*AIM OF THE EXERCISE*: Copy every line of the records below character for character, without changing, adding, or leaving out anything.

[Bounding box entries]
※ ※ ※

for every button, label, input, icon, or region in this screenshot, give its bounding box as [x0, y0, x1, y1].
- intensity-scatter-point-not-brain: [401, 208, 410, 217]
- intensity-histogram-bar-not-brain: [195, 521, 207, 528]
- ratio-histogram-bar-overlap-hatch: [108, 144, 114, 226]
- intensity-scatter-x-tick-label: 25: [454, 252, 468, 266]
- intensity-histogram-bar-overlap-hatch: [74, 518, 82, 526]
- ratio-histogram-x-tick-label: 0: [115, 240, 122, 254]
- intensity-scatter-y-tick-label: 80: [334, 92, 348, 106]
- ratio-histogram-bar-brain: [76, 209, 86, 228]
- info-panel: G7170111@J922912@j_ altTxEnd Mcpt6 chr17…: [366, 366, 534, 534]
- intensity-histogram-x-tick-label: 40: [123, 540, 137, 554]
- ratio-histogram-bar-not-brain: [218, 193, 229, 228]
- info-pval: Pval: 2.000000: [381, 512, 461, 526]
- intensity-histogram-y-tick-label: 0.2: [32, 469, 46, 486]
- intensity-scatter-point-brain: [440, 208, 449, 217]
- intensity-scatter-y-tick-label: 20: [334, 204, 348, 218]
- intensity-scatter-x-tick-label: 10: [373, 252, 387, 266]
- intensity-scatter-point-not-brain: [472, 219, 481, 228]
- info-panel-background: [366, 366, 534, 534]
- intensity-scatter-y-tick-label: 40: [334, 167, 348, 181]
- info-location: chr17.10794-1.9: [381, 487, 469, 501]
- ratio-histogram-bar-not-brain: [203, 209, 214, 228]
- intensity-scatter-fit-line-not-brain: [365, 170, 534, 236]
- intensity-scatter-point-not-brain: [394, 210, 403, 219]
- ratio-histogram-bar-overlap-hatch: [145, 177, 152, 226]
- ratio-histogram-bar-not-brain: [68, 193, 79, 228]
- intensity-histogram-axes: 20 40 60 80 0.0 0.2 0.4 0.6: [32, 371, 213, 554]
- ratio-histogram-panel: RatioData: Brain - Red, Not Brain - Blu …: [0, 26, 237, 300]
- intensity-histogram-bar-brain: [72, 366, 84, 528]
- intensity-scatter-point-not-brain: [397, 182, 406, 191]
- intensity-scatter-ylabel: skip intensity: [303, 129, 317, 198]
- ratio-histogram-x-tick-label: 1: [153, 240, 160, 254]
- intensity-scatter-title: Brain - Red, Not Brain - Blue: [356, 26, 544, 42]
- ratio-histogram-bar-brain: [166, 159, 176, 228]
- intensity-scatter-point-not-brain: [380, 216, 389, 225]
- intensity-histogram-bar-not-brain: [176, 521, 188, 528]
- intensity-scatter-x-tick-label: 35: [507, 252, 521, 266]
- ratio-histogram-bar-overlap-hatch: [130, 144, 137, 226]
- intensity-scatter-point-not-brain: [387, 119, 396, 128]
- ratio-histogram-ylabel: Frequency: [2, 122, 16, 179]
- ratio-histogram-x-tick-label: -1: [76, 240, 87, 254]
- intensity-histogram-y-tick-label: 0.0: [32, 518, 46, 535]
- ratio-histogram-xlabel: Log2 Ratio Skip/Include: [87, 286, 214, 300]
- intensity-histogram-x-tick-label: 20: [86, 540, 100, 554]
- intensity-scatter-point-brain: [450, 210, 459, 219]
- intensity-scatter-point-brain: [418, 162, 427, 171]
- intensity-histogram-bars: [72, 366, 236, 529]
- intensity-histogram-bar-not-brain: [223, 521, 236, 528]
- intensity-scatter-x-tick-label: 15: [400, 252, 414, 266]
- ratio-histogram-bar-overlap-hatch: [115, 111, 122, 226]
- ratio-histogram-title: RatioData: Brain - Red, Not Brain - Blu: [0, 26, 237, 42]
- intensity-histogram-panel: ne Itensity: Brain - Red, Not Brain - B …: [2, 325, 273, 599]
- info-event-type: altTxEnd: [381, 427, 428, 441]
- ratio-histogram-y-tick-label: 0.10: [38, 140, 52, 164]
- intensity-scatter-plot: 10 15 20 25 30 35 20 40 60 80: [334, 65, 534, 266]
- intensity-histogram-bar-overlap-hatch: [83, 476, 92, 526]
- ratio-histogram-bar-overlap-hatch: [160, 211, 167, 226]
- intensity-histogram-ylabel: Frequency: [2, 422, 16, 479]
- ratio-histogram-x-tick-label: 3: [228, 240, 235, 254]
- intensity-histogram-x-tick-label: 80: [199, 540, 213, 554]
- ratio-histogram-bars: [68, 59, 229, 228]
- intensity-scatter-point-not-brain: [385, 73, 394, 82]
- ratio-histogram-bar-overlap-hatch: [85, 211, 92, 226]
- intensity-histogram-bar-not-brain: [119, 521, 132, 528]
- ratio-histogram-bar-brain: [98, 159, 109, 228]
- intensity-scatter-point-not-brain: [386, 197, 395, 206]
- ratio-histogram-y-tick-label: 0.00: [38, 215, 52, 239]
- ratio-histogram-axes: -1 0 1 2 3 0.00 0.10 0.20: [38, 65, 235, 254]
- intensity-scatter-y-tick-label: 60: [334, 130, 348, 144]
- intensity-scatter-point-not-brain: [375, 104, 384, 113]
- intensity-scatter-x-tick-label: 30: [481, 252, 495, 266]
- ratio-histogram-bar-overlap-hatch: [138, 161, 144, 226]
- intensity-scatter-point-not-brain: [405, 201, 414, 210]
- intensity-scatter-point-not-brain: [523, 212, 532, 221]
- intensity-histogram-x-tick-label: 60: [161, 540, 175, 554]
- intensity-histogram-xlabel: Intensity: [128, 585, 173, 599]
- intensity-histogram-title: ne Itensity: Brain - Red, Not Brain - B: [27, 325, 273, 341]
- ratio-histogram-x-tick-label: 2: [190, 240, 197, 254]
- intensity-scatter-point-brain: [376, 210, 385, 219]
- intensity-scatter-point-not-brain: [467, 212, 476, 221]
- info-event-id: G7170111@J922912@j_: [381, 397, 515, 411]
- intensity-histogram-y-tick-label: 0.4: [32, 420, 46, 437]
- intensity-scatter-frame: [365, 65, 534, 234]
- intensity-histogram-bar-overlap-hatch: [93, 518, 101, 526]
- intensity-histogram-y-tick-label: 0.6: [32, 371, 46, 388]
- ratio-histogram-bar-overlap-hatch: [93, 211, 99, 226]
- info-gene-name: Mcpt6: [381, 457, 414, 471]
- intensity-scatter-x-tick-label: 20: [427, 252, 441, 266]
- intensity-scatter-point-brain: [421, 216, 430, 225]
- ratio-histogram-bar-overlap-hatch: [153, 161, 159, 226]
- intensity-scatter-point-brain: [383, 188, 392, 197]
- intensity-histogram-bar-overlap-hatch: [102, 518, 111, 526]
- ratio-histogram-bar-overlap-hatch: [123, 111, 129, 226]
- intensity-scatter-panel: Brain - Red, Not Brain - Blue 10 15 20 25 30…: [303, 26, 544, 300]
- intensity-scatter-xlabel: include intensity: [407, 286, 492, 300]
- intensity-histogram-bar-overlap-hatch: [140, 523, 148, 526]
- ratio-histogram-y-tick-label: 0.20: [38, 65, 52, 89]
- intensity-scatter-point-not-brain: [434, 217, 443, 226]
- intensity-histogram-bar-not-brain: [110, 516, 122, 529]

※ ※ ※

*RESULT OF THIS EXERCISE*:
for every button, label, input, icon, or region in this screenshot, give its bounding box as [x0, y0, x1, y1].
- intensity-scatter-point-not-brain: [401, 208, 410, 217]
- intensity-histogram-bar-not-brain: [195, 521, 207, 528]
- ratio-histogram-bar-overlap-hatch: [108, 144, 114, 226]
- intensity-scatter-x-tick-label: 25: [454, 252, 468, 266]
- intensity-histogram-bar-overlap-hatch: [74, 518, 82, 526]
- ratio-histogram-x-tick-label: 0: [115, 240, 122, 254]
- intensity-scatter-y-tick-label: 80: [334, 92, 348, 106]
- ratio-histogram-bar-brain: [76, 209, 86, 228]
- info-panel: G7170111@J922912@j_ altTxEnd Mcpt6 chr17…: [366, 366, 534, 534]
- intensity-histogram-x-tick-label: 40: [123, 540, 137, 554]
- ratio-histogram-bar-not-brain: [218, 193, 229, 228]
- info-pval: Pval: 2.000000: [381, 512, 461, 526]
- intensity-histogram-y-tick-label: 0.2: [32, 469, 46, 486]
- intensity-scatter-point-brain: [440, 208, 449, 217]
- intensity-scatter-y-tick-label: 20: [334, 204, 348, 218]
- intensity-scatter-x-tick-label: 10: [373, 252, 387, 266]
- intensity-scatter-point-not-brain: [472, 219, 481, 228]
- info-panel-background: [366, 366, 534, 534]
- intensity-scatter-y-tick-label: 40: [334, 167, 348, 181]
- info-location: chr17.10794-1.9: [381, 487, 469, 501]
- ratio-histogram-bar-not-brain: [203, 209, 214, 228]
- intensity-scatter-fit-line-not-brain: [365, 170, 534, 236]
- intensity-scatter-point-not-brain: [394, 210, 403, 219]
- ratio-histogram-bar-overlap-hatch: [145, 177, 152, 226]
- ratio-histogram-bar-not-brain: [68, 193, 79, 228]
- intensity-histogram-axes: 20 40 60 80 0.0 0.2 0.4 0.6: [32, 371, 213, 554]
- ratio-histogram-panel: RatioData: Brain - Red, Not Brain - Blu …: [0, 26, 237, 300]
- intensity-histogram-bar-brain: [72, 366, 84, 528]
- intensity-scatter-point-not-brain: [397, 182, 406, 191]
- intensity-scatter-ylabel: skip intensity: [303, 129, 317, 198]
- ratio-histogram-x-tick-label: 1: [153, 240, 160, 254]
- intensity-scatter-title: Brain - Red, Not Brain - Blue: [356, 26, 544, 42]
- ratio-histogram-bar-brain: [166, 159, 176, 228]
- intensity-scatter-point-not-brain: [380, 216, 389, 225]
- intensity-histogram-bar-not-brain: [176, 521, 188, 528]
- intensity-scatter-x-tick-label: 35: [507, 252, 521, 266]
- ratio-histogram-bar-overlap-hatch: [130, 144, 137, 226]
- intensity-scatter-point-not-brain: [387, 119, 396, 128]
- ratio-histogram-ylabel: Frequency: [2, 122, 16, 179]
- ratio-histogram-x-tick-label: -1: [76, 240, 87, 254]
- intensity-histogram-y-tick-label: 0.0: [32, 518, 46, 535]
- ratio-histogram-xlabel: Log2 Ratio Skip/Include: [87, 286, 214, 300]
- intensity-histogram-x-tick-label: 20: [86, 540, 100, 554]
- intensity-scatter-point-brain: [450, 210, 459, 219]
- intensity-scatter-point-brain: [418, 162, 427, 171]
- intensity-histogram-bars: [72, 366, 236, 529]
- intensity-histogram-bar-not-brain: [223, 521, 236, 528]
- intensity-scatter-x-tick-label: 15: [400, 252, 414, 266]
- ratio-histogram-bar-overlap-hatch: [115, 111, 122, 226]
- ratio-histogram-title: RatioData: Brain - Red, Not Brain - Blu: [0, 26, 237, 42]
- intensity-histogram-panel: ne Itensity: Brain - Red, Not Brain - B …: [2, 325, 273, 599]
- info-event-type: altTxEnd: [381, 427, 428, 441]
- ratio-histogram-y-tick-label: 0.10: [38, 140, 52, 164]
- intensity-scatter-plot: 10 15 20 25 30 35 20 40 60 80: [334, 65, 534, 266]
- intensity-histogram-bar-overlap-hatch: [83, 476, 92, 526]
- ratio-histogram-bar-overlap-hatch: [160, 211, 167, 226]
- intensity-histogram-ylabel: Frequency: [2, 422, 16, 479]
- ratio-histogram-x-tick-label: 3: [228, 240, 235, 254]
- intensity-histogram-x-tick-label: 80: [199, 540, 213, 554]
- ratio-histogram-bars: [68, 59, 229, 228]
- intensity-scatter-point-not-brain: [385, 73, 394, 82]
- ratio-histogram-bar-overlap-hatch: [85, 211, 92, 226]
- intensity-histogram-bar-not-brain: [119, 521, 132, 528]
- ratio-histogram-bar-brain: [98, 159, 109, 228]
- intensity-scatter-point-not-brain: [386, 197, 395, 206]
- ratio-histogram-y-tick-label: 0.00: [38, 215, 52, 239]
- ratio-histogram-axes: -1 0 1 2 3 0.00 0.10 0.20: [38, 65, 235, 254]
- intensity-scatter-y-tick-label: 60: [334, 130, 348, 144]
- intensity-scatter-point-not-brain: [375, 104, 384, 113]
- intensity-scatter-x-tick-label: 30: [481, 252, 495, 266]
- ratio-histogram-bar-overlap-hatch: [138, 161, 144, 226]
- intensity-scatter-point-not-brain: [405, 201, 414, 210]
- intensity-scatter-point-not-brain: [523, 212, 532, 221]
- intensity-histogram-x-tick-label: 60: [161, 540, 175, 554]
- intensity-histogram-xlabel: Intensity: [128, 585, 173, 599]
- intensity-histogram-title: ne Itensity: Brain - Red, Not Brain - B: [27, 325, 273, 341]
- ratio-histogram-x-tick-label: 2: [190, 240, 197, 254]
- intensity-scatter-point-brain: [376, 210, 385, 219]
- intensity-scatter-point-not-brain: [467, 212, 476, 221]
- info-event-id: G7170111@J922912@j_: [381, 397, 515, 411]
- intensity-histogram-y-tick-label: 0.4: [32, 420, 46, 437]
- intensity-scatter-frame: [365, 65, 534, 234]
- intensity-histogram-bar-overlap-hatch: [93, 518, 101, 526]
- intensity-histogram-y-tick-label: 0.6: [32, 371, 46, 388]
- ratio-histogram-bar-overlap-hatch: [93, 211, 99, 226]
- info-gene-name: Mcpt6: [381, 457, 414, 471]
- intensity-scatter-x-tick-label: 20: [427, 252, 441, 266]
- intensity-scatter-point-brain: [421, 216, 430, 225]
- ratio-histogram-bar-overlap-hatch: [153, 161, 159, 226]
- intensity-scatter-point-brain: [383, 188, 392, 197]
- intensity-histogram-bar-overlap-hatch: [102, 518, 111, 526]
- ratio-histogram-bar-overlap-hatch: [123, 111, 129, 226]
- intensity-scatter-panel: Brain - Red, Not Brain - Blue 10 15 20 25 30…: [303, 26, 544, 300]
- intensity-scatter-xlabel: include intensity: [407, 286, 492, 300]
- intensity-histogram-bar-overlap-hatch: [140, 523, 148, 526]
- ratio-histogram-y-tick-label: 0.20: [38, 65, 52, 89]
- intensity-scatter-point-not-brain: [434, 217, 443, 226]
- intensity-histogram-bar-not-brain: [110, 516, 122, 529]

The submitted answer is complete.